Written instruction – Report each line of the data that has "PADD" somewhere in it.

*** Extracted information

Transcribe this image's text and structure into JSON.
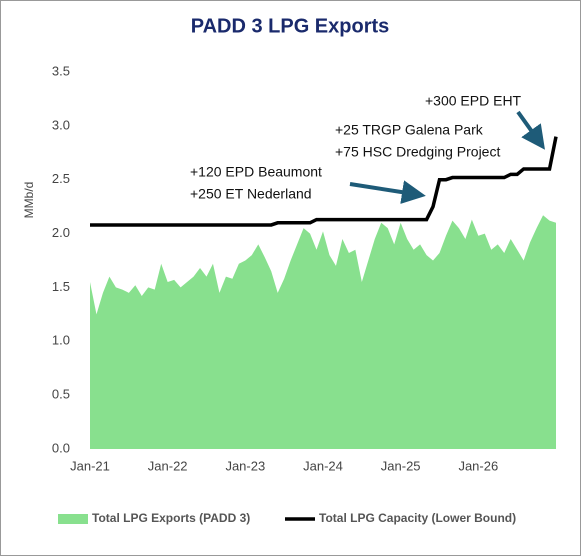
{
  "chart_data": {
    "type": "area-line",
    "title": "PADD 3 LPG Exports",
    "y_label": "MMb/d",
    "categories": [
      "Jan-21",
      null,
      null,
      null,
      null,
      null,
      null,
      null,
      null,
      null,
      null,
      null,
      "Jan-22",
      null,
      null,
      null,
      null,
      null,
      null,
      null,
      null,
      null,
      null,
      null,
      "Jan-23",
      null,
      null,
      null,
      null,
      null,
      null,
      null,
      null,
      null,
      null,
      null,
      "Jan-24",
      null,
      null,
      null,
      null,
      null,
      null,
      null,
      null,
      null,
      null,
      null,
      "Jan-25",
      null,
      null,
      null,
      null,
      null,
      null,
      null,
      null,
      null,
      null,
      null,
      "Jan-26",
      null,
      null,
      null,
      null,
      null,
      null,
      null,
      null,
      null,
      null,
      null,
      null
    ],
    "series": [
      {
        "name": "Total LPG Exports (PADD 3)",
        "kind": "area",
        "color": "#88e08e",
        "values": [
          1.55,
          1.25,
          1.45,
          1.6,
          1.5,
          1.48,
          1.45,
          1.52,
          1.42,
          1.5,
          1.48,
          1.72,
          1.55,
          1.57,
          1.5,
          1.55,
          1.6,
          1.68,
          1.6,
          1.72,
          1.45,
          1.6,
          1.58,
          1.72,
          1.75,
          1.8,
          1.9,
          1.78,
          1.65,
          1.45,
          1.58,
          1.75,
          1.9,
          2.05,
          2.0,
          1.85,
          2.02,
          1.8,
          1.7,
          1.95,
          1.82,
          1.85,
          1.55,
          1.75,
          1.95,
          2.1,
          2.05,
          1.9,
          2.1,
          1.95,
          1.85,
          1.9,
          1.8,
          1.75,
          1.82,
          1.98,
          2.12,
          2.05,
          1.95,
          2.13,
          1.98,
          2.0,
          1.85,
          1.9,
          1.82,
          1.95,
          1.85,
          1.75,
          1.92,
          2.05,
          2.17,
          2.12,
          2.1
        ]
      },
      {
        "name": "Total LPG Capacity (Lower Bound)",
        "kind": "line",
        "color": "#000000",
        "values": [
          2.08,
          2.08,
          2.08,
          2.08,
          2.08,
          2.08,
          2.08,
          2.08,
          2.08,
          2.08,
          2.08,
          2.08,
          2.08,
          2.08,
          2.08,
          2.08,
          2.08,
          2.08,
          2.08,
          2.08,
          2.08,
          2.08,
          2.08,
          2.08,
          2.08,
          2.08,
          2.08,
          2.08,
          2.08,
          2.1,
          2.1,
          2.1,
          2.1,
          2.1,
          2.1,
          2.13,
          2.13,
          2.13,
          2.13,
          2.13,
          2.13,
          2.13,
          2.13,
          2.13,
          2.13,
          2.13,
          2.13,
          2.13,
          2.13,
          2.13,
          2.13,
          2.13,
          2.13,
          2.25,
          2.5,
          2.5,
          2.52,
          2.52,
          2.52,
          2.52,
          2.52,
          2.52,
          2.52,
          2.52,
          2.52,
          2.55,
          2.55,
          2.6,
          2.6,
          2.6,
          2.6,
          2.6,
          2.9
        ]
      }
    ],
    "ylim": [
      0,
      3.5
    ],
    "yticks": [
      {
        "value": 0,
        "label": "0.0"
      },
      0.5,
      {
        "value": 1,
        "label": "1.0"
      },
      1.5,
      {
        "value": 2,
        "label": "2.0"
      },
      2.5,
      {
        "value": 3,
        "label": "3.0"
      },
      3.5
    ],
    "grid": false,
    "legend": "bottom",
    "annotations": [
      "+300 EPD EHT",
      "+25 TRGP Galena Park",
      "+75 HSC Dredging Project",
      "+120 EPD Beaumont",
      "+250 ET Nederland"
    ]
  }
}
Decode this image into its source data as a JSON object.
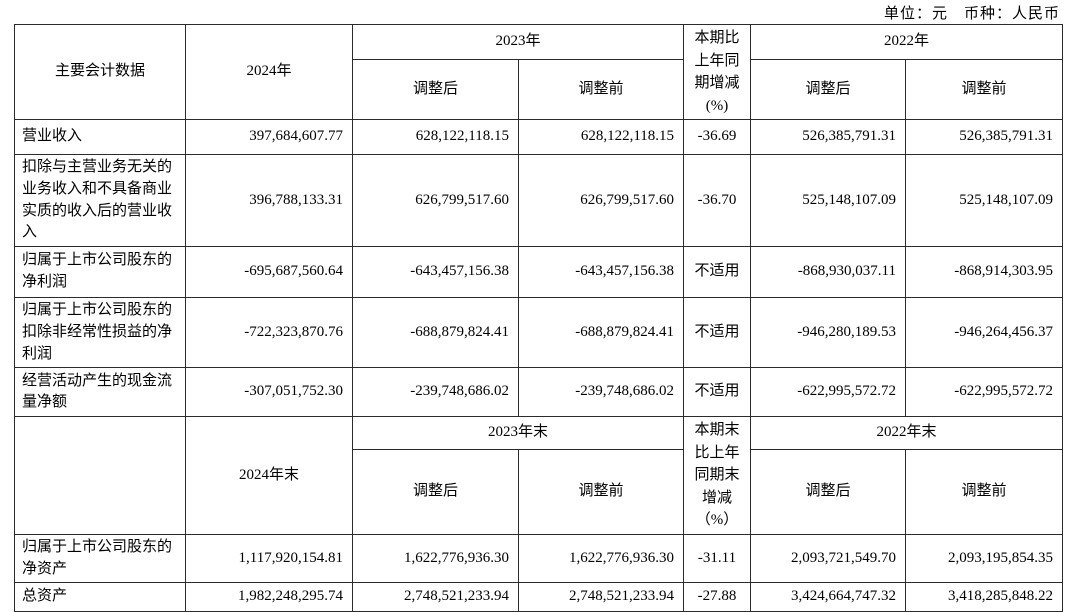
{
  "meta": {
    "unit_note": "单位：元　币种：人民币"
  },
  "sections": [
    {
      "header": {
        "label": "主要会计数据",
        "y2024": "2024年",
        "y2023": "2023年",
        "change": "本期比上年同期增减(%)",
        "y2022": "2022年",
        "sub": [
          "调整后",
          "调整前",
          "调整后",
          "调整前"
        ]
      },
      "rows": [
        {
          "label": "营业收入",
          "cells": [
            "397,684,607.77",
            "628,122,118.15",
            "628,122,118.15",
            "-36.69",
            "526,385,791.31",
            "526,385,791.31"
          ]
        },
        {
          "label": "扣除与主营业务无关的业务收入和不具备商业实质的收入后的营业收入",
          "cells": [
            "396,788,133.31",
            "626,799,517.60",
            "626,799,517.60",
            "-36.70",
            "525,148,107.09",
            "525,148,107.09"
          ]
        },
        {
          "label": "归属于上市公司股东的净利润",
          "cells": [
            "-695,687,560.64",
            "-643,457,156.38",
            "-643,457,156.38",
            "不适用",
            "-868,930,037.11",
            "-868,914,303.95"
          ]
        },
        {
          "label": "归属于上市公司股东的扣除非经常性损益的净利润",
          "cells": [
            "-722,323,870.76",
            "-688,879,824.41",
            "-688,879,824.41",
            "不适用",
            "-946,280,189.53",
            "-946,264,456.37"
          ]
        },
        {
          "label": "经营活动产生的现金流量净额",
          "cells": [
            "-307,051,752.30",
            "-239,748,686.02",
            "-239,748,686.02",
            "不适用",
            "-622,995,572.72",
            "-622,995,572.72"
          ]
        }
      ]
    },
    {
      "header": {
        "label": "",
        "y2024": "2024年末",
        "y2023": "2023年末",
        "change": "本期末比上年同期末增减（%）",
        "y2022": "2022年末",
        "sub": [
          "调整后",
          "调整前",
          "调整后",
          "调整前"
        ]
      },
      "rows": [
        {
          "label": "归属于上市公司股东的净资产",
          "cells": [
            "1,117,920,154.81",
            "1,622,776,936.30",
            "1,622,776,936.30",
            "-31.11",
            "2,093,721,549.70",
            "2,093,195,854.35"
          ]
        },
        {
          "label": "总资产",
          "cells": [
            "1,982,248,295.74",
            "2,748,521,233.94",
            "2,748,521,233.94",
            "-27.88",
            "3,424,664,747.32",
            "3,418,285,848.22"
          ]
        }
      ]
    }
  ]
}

******
*** Extracted information

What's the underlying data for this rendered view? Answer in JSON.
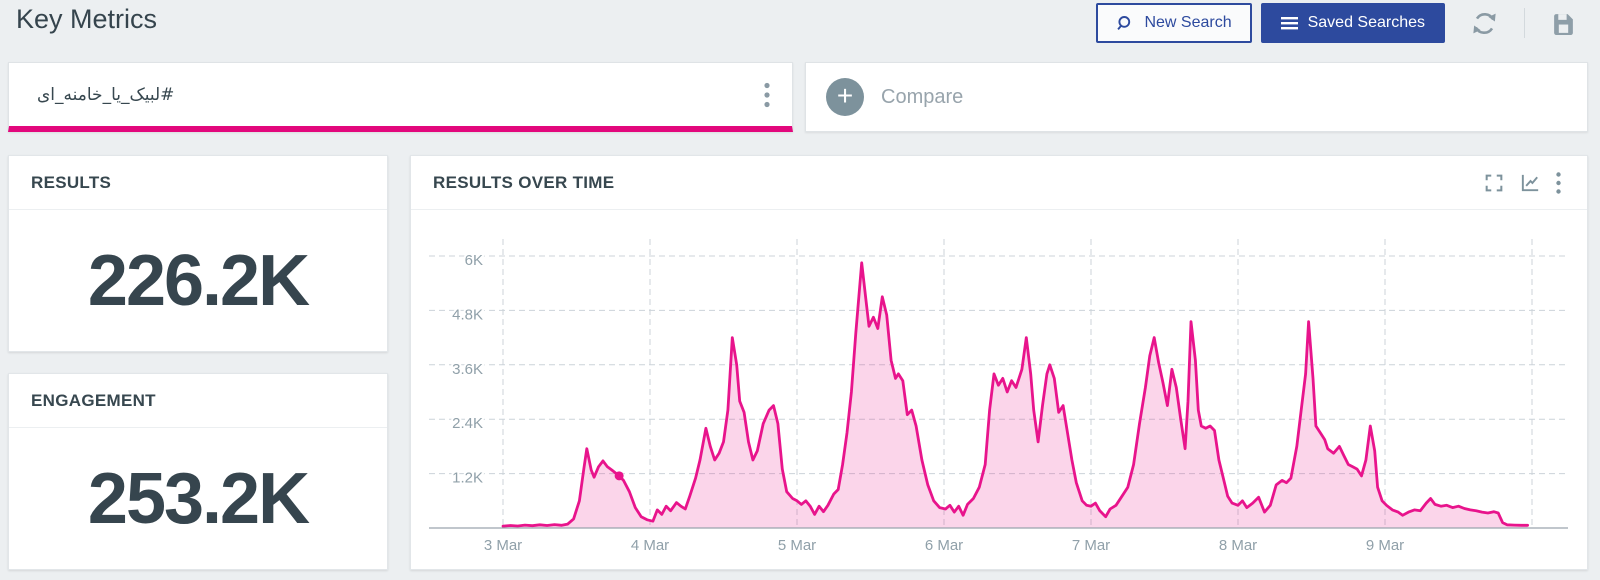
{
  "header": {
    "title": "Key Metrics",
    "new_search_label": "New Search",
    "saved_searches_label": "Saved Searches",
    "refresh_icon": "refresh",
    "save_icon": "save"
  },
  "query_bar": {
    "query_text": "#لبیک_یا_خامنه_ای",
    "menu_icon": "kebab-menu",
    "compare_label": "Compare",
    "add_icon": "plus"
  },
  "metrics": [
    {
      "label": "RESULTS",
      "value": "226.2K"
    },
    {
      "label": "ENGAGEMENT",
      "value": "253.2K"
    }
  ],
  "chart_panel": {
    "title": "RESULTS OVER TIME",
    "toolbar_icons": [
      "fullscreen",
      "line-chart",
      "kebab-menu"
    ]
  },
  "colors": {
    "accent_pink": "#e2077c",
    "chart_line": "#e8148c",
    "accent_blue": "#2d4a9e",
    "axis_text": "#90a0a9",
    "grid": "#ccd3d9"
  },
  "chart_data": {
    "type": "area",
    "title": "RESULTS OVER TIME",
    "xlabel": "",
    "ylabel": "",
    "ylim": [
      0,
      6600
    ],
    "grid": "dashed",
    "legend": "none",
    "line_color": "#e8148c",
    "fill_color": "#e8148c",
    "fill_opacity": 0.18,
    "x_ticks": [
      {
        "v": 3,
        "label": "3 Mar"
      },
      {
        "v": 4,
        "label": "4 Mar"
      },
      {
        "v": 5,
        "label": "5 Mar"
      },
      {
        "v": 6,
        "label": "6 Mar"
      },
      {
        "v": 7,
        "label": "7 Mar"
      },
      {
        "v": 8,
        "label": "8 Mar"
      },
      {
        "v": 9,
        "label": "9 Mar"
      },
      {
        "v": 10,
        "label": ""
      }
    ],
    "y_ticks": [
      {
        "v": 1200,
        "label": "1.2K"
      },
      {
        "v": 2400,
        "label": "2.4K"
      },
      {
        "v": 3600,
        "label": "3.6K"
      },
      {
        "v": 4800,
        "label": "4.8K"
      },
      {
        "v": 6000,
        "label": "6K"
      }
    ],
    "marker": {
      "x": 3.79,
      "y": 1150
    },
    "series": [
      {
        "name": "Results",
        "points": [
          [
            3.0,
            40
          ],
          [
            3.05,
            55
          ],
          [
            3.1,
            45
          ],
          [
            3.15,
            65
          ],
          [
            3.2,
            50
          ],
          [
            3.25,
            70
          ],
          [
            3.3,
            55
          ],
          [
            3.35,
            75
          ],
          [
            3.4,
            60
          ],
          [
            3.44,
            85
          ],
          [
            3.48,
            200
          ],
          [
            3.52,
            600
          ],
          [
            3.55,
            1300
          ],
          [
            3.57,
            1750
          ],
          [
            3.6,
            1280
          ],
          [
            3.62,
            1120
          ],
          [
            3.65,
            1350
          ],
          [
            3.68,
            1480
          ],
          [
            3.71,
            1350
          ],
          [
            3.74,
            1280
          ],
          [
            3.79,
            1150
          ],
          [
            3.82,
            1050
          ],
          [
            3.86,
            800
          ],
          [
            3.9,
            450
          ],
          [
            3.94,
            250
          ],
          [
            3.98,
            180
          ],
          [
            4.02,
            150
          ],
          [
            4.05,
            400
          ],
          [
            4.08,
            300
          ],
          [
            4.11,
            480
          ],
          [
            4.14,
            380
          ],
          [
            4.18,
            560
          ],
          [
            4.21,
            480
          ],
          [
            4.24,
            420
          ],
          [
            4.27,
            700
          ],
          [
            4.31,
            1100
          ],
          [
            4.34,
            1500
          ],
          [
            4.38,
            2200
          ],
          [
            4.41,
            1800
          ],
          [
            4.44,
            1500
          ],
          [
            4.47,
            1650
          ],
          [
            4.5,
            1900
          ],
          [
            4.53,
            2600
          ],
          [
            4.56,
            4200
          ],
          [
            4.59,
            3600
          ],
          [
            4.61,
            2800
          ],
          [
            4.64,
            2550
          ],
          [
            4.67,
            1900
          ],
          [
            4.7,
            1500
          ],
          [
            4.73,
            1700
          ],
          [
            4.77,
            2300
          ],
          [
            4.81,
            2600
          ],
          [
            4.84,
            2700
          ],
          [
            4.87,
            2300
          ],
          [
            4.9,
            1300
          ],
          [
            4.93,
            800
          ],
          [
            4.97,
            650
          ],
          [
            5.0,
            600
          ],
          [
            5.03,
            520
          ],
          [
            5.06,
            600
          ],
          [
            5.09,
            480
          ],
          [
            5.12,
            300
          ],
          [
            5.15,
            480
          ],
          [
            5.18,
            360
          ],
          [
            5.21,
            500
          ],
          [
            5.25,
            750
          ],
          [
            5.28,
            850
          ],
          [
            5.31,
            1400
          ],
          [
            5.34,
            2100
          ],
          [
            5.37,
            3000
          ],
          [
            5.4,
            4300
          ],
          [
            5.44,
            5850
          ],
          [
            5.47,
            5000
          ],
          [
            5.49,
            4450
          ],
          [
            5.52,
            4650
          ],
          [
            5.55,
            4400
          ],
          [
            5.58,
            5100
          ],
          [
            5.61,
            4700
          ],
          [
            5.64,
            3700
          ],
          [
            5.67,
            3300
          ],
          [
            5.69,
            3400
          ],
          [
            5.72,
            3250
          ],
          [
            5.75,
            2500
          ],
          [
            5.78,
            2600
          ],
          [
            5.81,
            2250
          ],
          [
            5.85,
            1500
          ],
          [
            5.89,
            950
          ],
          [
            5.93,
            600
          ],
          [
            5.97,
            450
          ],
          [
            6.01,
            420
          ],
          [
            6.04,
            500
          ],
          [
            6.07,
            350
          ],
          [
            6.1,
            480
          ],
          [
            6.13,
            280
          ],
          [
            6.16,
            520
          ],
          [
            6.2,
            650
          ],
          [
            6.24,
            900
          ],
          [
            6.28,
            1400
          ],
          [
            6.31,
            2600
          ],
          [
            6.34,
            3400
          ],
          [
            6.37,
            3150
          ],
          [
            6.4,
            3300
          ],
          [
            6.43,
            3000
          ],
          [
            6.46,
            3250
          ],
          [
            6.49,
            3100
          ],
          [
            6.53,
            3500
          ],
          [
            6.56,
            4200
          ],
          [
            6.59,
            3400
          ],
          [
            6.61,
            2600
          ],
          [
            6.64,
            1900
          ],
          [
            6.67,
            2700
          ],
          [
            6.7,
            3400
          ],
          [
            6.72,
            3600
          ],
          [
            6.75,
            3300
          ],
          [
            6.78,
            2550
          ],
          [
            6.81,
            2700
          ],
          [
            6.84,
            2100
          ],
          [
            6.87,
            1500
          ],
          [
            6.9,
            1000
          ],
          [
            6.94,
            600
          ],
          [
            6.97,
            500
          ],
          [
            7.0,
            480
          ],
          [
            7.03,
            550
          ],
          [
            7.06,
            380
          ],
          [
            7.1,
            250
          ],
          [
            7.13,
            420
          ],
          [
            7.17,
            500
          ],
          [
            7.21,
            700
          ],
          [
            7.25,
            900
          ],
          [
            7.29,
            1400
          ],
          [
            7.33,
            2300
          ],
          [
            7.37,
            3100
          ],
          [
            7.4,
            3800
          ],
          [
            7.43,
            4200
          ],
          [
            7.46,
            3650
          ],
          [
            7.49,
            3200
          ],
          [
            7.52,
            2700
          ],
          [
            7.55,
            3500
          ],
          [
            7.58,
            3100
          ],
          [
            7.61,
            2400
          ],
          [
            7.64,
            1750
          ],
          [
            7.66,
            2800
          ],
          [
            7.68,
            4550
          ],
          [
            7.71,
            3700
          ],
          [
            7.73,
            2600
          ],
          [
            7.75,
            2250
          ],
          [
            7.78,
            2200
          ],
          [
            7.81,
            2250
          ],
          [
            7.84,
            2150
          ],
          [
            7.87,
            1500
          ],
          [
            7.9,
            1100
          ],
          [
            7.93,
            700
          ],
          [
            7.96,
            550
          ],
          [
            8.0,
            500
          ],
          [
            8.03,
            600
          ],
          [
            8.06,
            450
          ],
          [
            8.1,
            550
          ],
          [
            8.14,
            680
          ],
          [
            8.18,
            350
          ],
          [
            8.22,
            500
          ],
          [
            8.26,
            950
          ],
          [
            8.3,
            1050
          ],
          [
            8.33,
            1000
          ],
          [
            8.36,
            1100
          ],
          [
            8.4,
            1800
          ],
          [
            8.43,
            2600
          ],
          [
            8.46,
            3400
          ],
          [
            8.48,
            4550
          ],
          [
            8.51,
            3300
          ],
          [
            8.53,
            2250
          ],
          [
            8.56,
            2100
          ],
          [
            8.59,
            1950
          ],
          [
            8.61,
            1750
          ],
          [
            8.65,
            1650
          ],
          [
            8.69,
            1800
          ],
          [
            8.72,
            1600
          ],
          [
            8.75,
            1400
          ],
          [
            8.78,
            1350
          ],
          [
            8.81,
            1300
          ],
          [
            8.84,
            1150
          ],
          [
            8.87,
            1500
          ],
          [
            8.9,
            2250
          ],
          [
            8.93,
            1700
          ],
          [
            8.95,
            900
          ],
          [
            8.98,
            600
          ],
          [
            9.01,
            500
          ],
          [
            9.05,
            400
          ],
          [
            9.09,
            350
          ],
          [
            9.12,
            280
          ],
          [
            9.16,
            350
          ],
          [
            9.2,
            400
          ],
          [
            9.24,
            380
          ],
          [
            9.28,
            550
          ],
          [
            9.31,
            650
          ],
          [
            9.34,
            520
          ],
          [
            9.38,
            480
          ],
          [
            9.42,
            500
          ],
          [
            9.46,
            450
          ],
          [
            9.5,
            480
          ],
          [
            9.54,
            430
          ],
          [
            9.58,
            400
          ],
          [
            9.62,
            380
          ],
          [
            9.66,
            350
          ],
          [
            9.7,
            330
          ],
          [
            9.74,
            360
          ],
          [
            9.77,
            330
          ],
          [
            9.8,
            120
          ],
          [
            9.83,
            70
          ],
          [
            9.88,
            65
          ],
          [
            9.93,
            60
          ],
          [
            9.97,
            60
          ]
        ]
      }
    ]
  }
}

******
*** Extracted information

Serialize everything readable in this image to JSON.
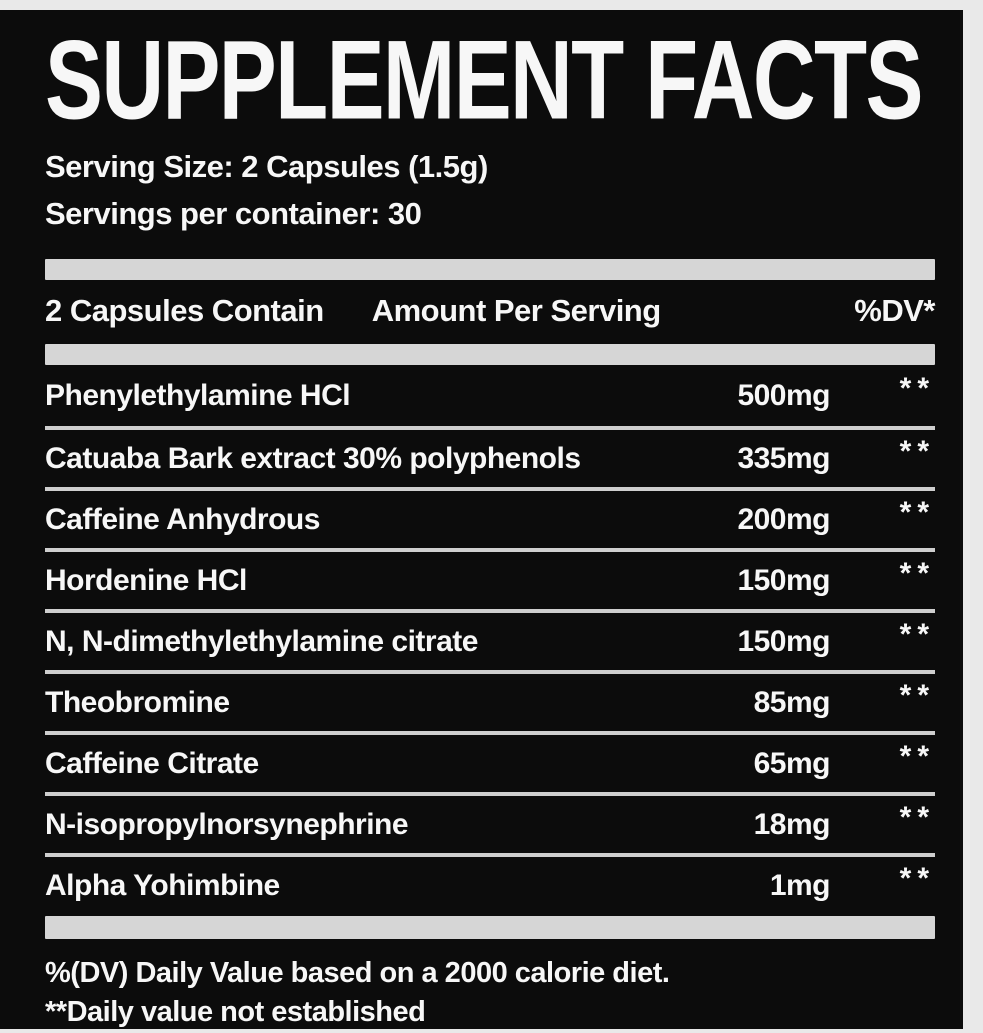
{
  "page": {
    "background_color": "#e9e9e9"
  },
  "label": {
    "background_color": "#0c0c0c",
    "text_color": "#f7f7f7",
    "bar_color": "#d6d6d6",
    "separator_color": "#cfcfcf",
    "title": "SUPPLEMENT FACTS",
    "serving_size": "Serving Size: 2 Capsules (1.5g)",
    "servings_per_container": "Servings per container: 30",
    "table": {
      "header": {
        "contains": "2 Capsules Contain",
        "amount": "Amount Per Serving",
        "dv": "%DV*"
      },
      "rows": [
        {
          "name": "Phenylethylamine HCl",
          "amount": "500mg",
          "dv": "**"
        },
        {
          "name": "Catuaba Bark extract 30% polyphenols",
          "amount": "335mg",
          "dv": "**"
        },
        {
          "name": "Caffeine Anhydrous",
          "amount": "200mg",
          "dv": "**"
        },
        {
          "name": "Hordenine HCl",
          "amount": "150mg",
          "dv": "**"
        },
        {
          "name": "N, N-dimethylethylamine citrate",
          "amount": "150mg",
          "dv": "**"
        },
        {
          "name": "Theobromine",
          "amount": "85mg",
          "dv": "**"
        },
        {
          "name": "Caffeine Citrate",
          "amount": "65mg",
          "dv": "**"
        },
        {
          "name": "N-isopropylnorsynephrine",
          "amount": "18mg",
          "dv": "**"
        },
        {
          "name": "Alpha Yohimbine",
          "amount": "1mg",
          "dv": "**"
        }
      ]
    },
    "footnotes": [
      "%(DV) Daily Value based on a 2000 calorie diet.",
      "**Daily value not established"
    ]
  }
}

******

Answer for the task –
    "title": "PADD 3 LPG Exports",
        "name": "Total LPG Exports (PADD 3)",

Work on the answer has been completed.